What is expected
Set down each entry exactly as given; pictures should not appear in the copy.

Records about charts and figures
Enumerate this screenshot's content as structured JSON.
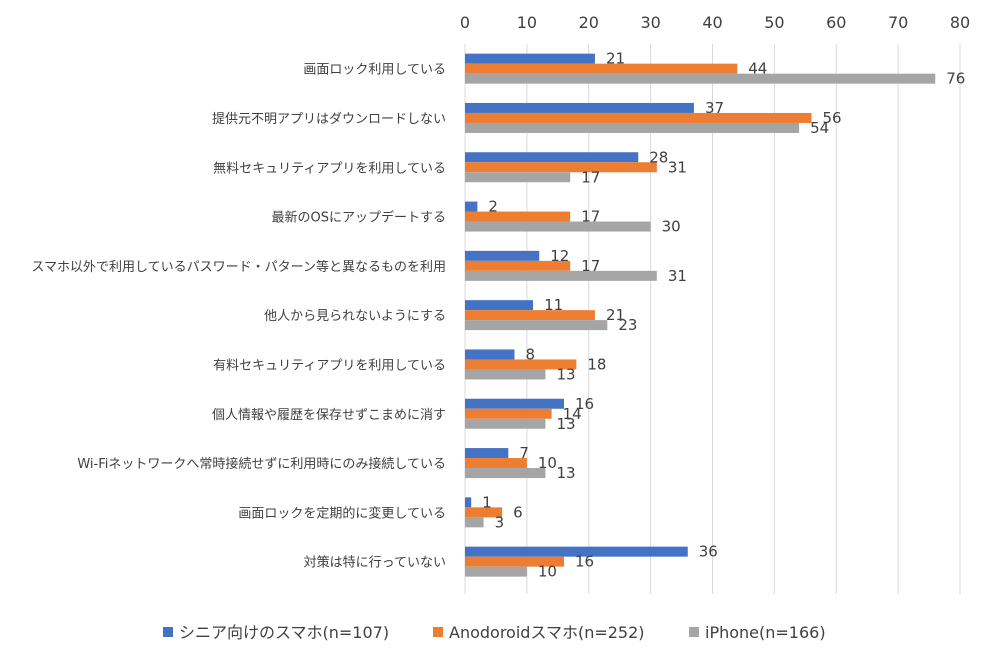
{
  "chart_data": {
    "type": "bar",
    "orientation": "horizontal",
    "xlim": [
      0,
      80
    ],
    "ticks": [
      "0",
      "10",
      "20",
      "30",
      "40",
      "50",
      "60",
      "70",
      "80"
    ],
    "tick_values": [
      0,
      10,
      20,
      30,
      40,
      50,
      60,
      70,
      80
    ],
    "grid": true,
    "legend_position": "bottom",
    "categories": [
      "画面ロック利用している",
      "提供元不明アプリはダウンロードしない",
      "無料セキュリティアプリを利用している",
      "最新のOSにアップデートする",
      "スマホ以外で利用しているパスワード・パターン等と異なるものを利用",
      "他人から見られないようにする",
      "有料セキュリティアプリを利用している",
      "個人情報や履歴を保存せずこまめに消す",
      "Wi-Fiネットワークへ常時接続せずに利用時にのみ接続している",
      "画面ロックを定期的に変更している",
      "対策は特に行っていない"
    ],
    "series": [
      {
        "name": "シニア向けのスマホ(n=107)",
        "color": "#4472c4",
        "values": [
          21,
          37,
          28,
          2,
          12,
          11,
          8,
          16,
          7,
          1,
          36
        ]
      },
      {
        "name": "Anodoroidスマホ(n=252)",
        "color": "#ed7d31",
        "values": [
          44,
          56,
          31,
          17,
          17,
          21,
          18,
          14,
          10,
          6,
          16
        ]
      },
      {
        "name": "iPhone(n=166)",
        "color": "#a5a5a5",
        "values": [
          76,
          54,
          17,
          30,
          31,
          23,
          13,
          13,
          13,
          3,
          10
        ]
      }
    ]
  }
}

Full solution
Enumerate this screenshot's content as structured JSON.
{
  "chart_data": {
    "type": "bar",
    "orientation": "horizontal",
    "xlim": [
      0,
      80
    ],
    "ticks": [
      "0",
      "10",
      "20",
      "30",
      "40",
      "50",
      "60",
      "70",
      "80"
    ],
    "tick_values": [
      0,
      10,
      20,
      30,
      40,
      50,
      60,
      70,
      80
    ],
    "grid": true,
    "legend_position": "bottom",
    "categories": [
      "画面ロック利用している",
      "提供元不明アプリはダウンロードしない",
      "無料セキュリティアプリを利用している",
      "最新のOSにアップデートする",
      "スマホ以外で利用しているパスワード・パターン等と異なるものを利用",
      "他人から見られないようにする",
      "有料セキュリティアプリを利用している",
      "個人情報や履歴を保存せずこまめに消す",
      "Wi-Fiネットワークへ常時接続せずに利用時にのみ接続している",
      "画面ロックを定期的に変更している",
      "対策は特に行っていない"
    ],
    "series": [
      {
        "name": "シニア向けのスマホ(n=107)",
        "color": "#4472c4",
        "values": [
          21,
          37,
          28,
          2,
          12,
          11,
          8,
          16,
          7,
          1,
          36
        ]
      },
      {
        "name": "Anodoroidスマホ(n=252)",
        "color": "#ed7d31",
        "values": [
          44,
          56,
          31,
          17,
          17,
          21,
          18,
          14,
          10,
          6,
          16
        ]
      },
      {
        "name": "iPhone(n=166)",
        "color": "#a5a5a5",
        "values": [
          76,
          54,
          17,
          30,
          31,
          23,
          13,
          13,
          13,
          3,
          10
        ]
      }
    ]
  }
}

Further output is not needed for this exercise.